**What the task requires:**
Transcribe all the entries word for word, skipping the pictures.

**Data shown:**
##########
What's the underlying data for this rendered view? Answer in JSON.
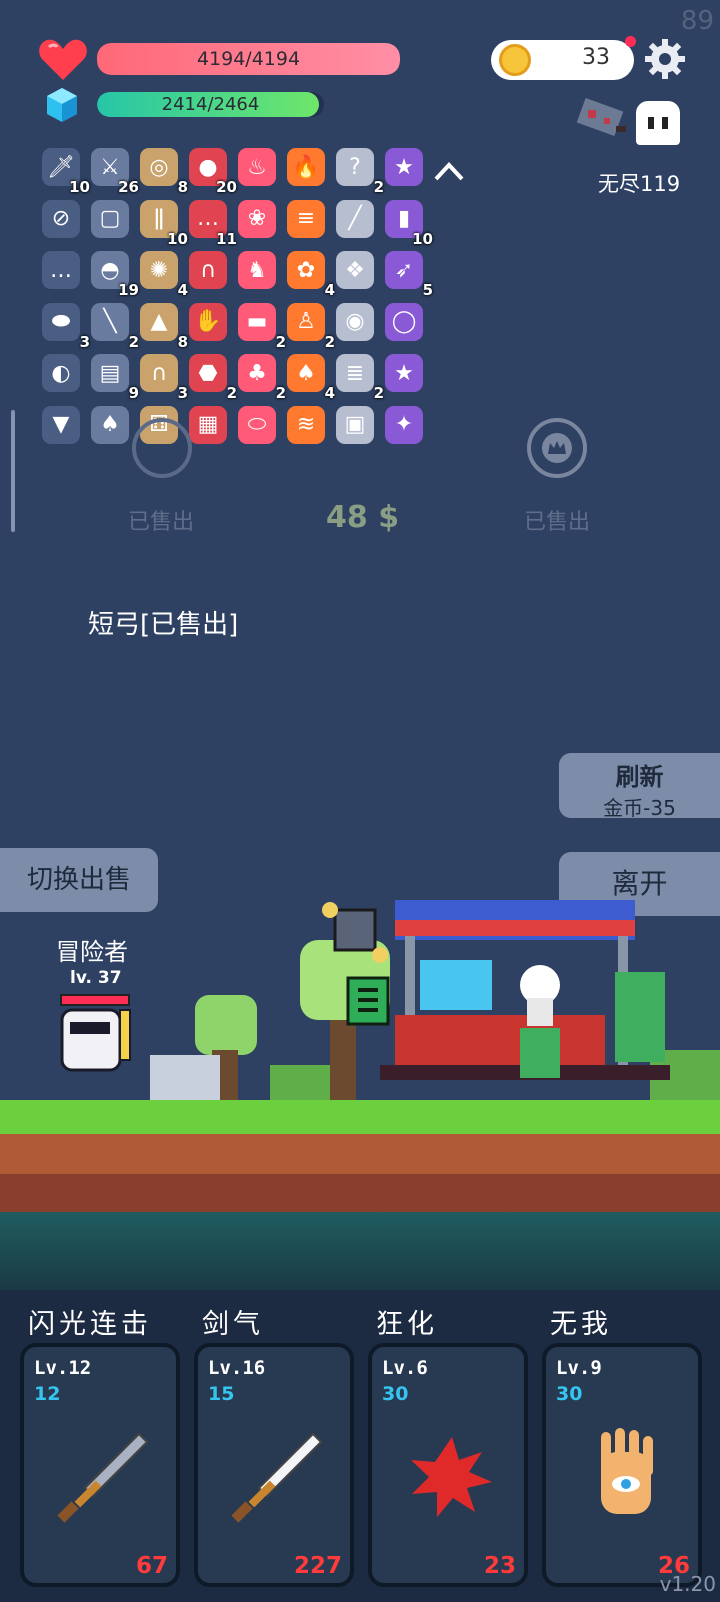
{
  "fps": "89",
  "hp": {
    "text": "4194/4194",
    "fraction": 1.0,
    "color": "#ff7890"
  },
  "mp": {
    "text": "2414/2464",
    "fraction": 0.98,
    "color": "#5cdc84"
  },
  "coins": "33",
  "mode_label": "无尽119",
  "inventory": [
    {
      "icon": "dagger-icon",
      "glyph": "🗡",
      "count": "10"
    },
    {
      "icon": "sword-icon",
      "glyph": "⚔",
      "count": "26"
    },
    {
      "icon": "shield-icon",
      "glyph": "◎",
      "count": "8"
    },
    {
      "icon": "apple-icon",
      "glyph": "●",
      "count": "20"
    },
    {
      "icon": "flame-pink-icon",
      "glyph": "♨",
      "count": ""
    },
    {
      "icon": "fire-icon",
      "glyph": "🔥",
      "count": ""
    },
    {
      "icon": "hook-icon",
      "glyph": "?",
      "count": "2"
    },
    {
      "icon": "chest-purple-icon",
      "glyph": "★",
      "count": ""
    },
    {
      "icon": "safety-pin-icon",
      "glyph": "⊘",
      "count": ""
    },
    {
      "icon": "cloth-icon",
      "glyph": "▢",
      "count": ""
    },
    {
      "icon": "thermometer-icon",
      "glyph": "ǁ",
      "count": "10"
    },
    {
      "icon": "chat-bubble-icon",
      "glyph": "…",
      "count": "11"
    },
    {
      "icon": "ice-cream-icon",
      "glyph": "❀",
      "count": ""
    },
    {
      "icon": "scroll-icon",
      "glyph": "≡",
      "count": ""
    },
    {
      "icon": "blade-icon",
      "glyph": "╱",
      "count": ""
    },
    {
      "icon": "beer-icon",
      "glyph": "▮",
      "count": "10"
    },
    {
      "icon": "speech-icon",
      "glyph": "…",
      "count": ""
    },
    {
      "icon": "watermelon-icon",
      "glyph": "◓",
      "count": "19"
    },
    {
      "icon": "sunflower-icon",
      "glyph": "✺",
      "count": "4"
    },
    {
      "icon": "magnet-icon",
      "glyph": "∩",
      "count": ""
    },
    {
      "icon": "helmet-icon",
      "glyph": "♞",
      "count": ""
    },
    {
      "icon": "flower-icon",
      "glyph": "✿",
      "count": "4"
    },
    {
      "icon": "network-icon",
      "glyph": "❖",
      "count": ""
    },
    {
      "icon": "bow-icon",
      "glyph": "➶",
      "count": "5"
    },
    {
      "icon": "pill-icon",
      "glyph": "⬬",
      "count": "3"
    },
    {
      "icon": "syringe-icon",
      "glyph": "╲",
      "count": "2"
    },
    {
      "icon": "potion-icon",
      "glyph": "▲",
      "count": "8"
    },
    {
      "icon": "hand-icon",
      "glyph": "✋",
      "count": ""
    },
    {
      "icon": "briefcase-icon",
      "glyph": "▬",
      "count": "2"
    },
    {
      "icon": "coat-icon",
      "glyph": "♙",
      "count": "2"
    },
    {
      "icon": "spiral-icon",
      "glyph": "◉",
      "count": ""
    },
    {
      "icon": "ring-icon",
      "glyph": "◯",
      "count": ""
    },
    {
      "icon": "compass-icon",
      "glyph": "◐",
      "count": ""
    },
    {
      "icon": "book-icon",
      "glyph": "▤",
      "count": "9"
    },
    {
      "icon": "tombstone-icon",
      "glyph": "∩",
      "count": "3"
    },
    {
      "icon": "egg-icon",
      "glyph": "⬣",
      "count": "2"
    },
    {
      "icon": "potted-flower-icon",
      "glyph": "♣",
      "count": "2"
    },
    {
      "icon": "pineapple-icon",
      "glyph": "♠",
      "count": "4"
    },
    {
      "icon": "parchment-icon",
      "glyph": "≣",
      "count": "2"
    },
    {
      "icon": "star-card-icon",
      "glyph": "★",
      "count": ""
    },
    {
      "icon": "cake-icon",
      "glyph": "▼",
      "count": ""
    },
    {
      "icon": "cards-icon",
      "glyph": "♠",
      "count": ""
    },
    {
      "icon": "dice-icon",
      "glyph": "⚅",
      "count": ""
    },
    {
      "icon": "map-icon",
      "glyph": "▦",
      "count": ""
    },
    {
      "icon": "capsule-icon",
      "glyph": "⬭",
      "count": ""
    },
    {
      "icon": "heat-icon",
      "glyph": "≋",
      "count": ""
    },
    {
      "icon": "jam-jar-icon",
      "glyph": "▣",
      "count": ""
    },
    {
      "icon": "lightbulb-icon",
      "glyph": "✦",
      "count": ""
    }
  ],
  "shop": {
    "left_status": "已售出",
    "price": "48 $",
    "right_status": "已售出",
    "item_description": "短弓[已售出]"
  },
  "buttons": {
    "refresh_title": "刷新",
    "refresh_cost": "金币-35",
    "leave": "离开",
    "switch_sell": "切换出售"
  },
  "hero": {
    "name": "冒险者",
    "level": "lv. 37",
    "hp_fraction": 1.0
  },
  "skills": [
    {
      "name": "闪光连击",
      "level": "Lv.12",
      "cost": "12",
      "value": "67",
      "icon": "sword-icon"
    },
    {
      "name": "剑气",
      "level": "Lv.16",
      "cost": "15",
      "value": "227",
      "icon": "sword-icon"
    },
    {
      "name": "狂化",
      "level": "Lv.6",
      "cost": "30",
      "value": "23",
      "icon": "red-splat-icon"
    },
    {
      "name": "无我",
      "level": "Lv.9",
      "cost": "30",
      "value": "26",
      "icon": "eye-hand-icon"
    }
  ],
  "version": "v1.20"
}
##########
**Exercise response:**
What's the underlying data for this rendered view? Answer in JSON.
{
  "fps": "89",
  "hp": {
    "text": "4194/4194",
    "fraction": 1.0,
    "color": "#ff7890"
  },
  "mp": {
    "text": "2414/2464",
    "fraction": 0.98,
    "color": "#5cdc84"
  },
  "coins": "33",
  "mode_label": "无尽119",
  "inventory": [
    {
      "icon": "dagger-icon",
      "glyph": "🗡",
      "count": "10"
    },
    {
      "icon": "sword-icon",
      "glyph": "⚔",
      "count": "26"
    },
    {
      "icon": "shield-icon",
      "glyph": "◎",
      "count": "8"
    },
    {
      "icon": "apple-icon",
      "glyph": "●",
      "count": "20"
    },
    {
      "icon": "flame-pink-icon",
      "glyph": "♨",
      "count": ""
    },
    {
      "icon": "fire-icon",
      "glyph": "🔥",
      "count": ""
    },
    {
      "icon": "hook-icon",
      "glyph": "?",
      "count": "2"
    },
    {
      "icon": "chest-purple-icon",
      "glyph": "★",
      "count": ""
    },
    {
      "icon": "safety-pin-icon",
      "glyph": "⊘",
      "count": ""
    },
    {
      "icon": "cloth-icon",
      "glyph": "▢",
      "count": ""
    },
    {
      "icon": "thermometer-icon",
      "glyph": "ǁ",
      "count": "10"
    },
    {
      "icon": "chat-bubble-icon",
      "glyph": "…",
      "count": "11"
    },
    {
      "icon": "ice-cream-icon",
      "glyph": "❀",
      "count": ""
    },
    {
      "icon": "scroll-icon",
      "glyph": "≡",
      "count": ""
    },
    {
      "icon": "blade-icon",
      "glyph": "╱",
      "count": ""
    },
    {
      "icon": "beer-icon",
      "glyph": "▮",
      "count": "10"
    },
    {
      "icon": "speech-icon",
      "glyph": "…",
      "count": ""
    },
    {
      "icon": "watermelon-icon",
      "glyph": "◓",
      "count": "19"
    },
    {
      "icon": "sunflower-icon",
      "glyph": "✺",
      "count": "4"
    },
    {
      "icon": "magnet-icon",
      "glyph": "∩",
      "count": ""
    },
    {
      "icon": "helmet-icon",
      "glyph": "♞",
      "count": ""
    },
    {
      "icon": "flower-icon",
      "glyph": "✿",
      "count": "4"
    },
    {
      "icon": "network-icon",
      "glyph": "❖",
      "count": ""
    },
    {
      "icon": "bow-icon",
      "glyph": "➶",
      "count": "5"
    },
    {
      "icon": "pill-icon",
      "glyph": "⬬",
      "count": "3"
    },
    {
      "icon": "syringe-icon",
      "glyph": "╲",
      "count": "2"
    },
    {
      "icon": "potion-icon",
      "glyph": "▲",
      "count": "8"
    },
    {
      "icon": "hand-icon",
      "glyph": "✋",
      "count": ""
    },
    {
      "icon": "briefcase-icon",
      "glyph": "▬",
      "count": "2"
    },
    {
      "icon": "coat-icon",
      "glyph": "♙",
      "count": "2"
    },
    {
      "icon": "spiral-icon",
      "glyph": "◉",
      "count": ""
    },
    {
      "icon": "ring-icon",
      "glyph": "◯",
      "count": ""
    },
    {
      "icon": "compass-icon",
      "glyph": "◐",
      "count": ""
    },
    {
      "icon": "book-icon",
      "glyph": "▤",
      "count": "9"
    },
    {
      "icon": "tombstone-icon",
      "glyph": "∩",
      "count": "3"
    },
    {
      "icon": "egg-icon",
      "glyph": "⬣",
      "count": "2"
    },
    {
      "icon": "potted-flower-icon",
      "glyph": "♣",
      "count": "2"
    },
    {
      "icon": "pineapple-icon",
      "glyph": "♠",
      "count": "4"
    },
    {
      "icon": "parchment-icon",
      "glyph": "≣",
      "count": "2"
    },
    {
      "icon": "star-card-icon",
      "glyph": "★",
      "count": ""
    },
    {
      "icon": "cake-icon",
      "glyph": "▼",
      "count": ""
    },
    {
      "icon": "cards-icon",
      "glyph": "♠",
      "count": ""
    },
    {
      "icon": "dice-icon",
      "glyph": "⚅",
      "count": ""
    },
    {
      "icon": "map-icon",
      "glyph": "▦",
      "count": ""
    },
    {
      "icon": "capsule-icon",
      "glyph": "⬭",
      "count": ""
    },
    {
      "icon": "heat-icon",
      "glyph": "≋",
      "count": ""
    },
    {
      "icon": "jam-jar-icon",
      "glyph": "▣",
      "count": ""
    },
    {
      "icon": "lightbulb-icon",
      "glyph": "✦",
      "count": ""
    }
  ],
  "shop": {
    "left_status": "已售出",
    "price": "48 $",
    "right_status": "已售出",
    "item_description": "短弓[已售出]"
  },
  "buttons": {
    "refresh_title": "刷新",
    "refresh_cost": "金币-35",
    "leave": "离开",
    "switch_sell": "切换出售"
  },
  "hero": {
    "name": "冒险者",
    "level": "lv. 37",
    "hp_fraction": 1.0
  },
  "skills": [
    {
      "name": "闪光连击",
      "level": "Lv.12",
      "cost": "12",
      "value": "67",
      "icon": "sword-icon"
    },
    {
      "name": "剑气",
      "level": "Lv.16",
      "cost": "15",
      "value": "227",
      "icon": "sword-icon"
    },
    {
      "name": "狂化",
      "level": "Lv.6",
      "cost": "30",
      "value": "23",
      "icon": "red-splat-icon"
    },
    {
      "name": "无我",
      "level": "Lv.9",
      "cost": "30",
      "value": "26",
      "icon": "eye-hand-icon"
    }
  ],
  "version": "v1.20"
}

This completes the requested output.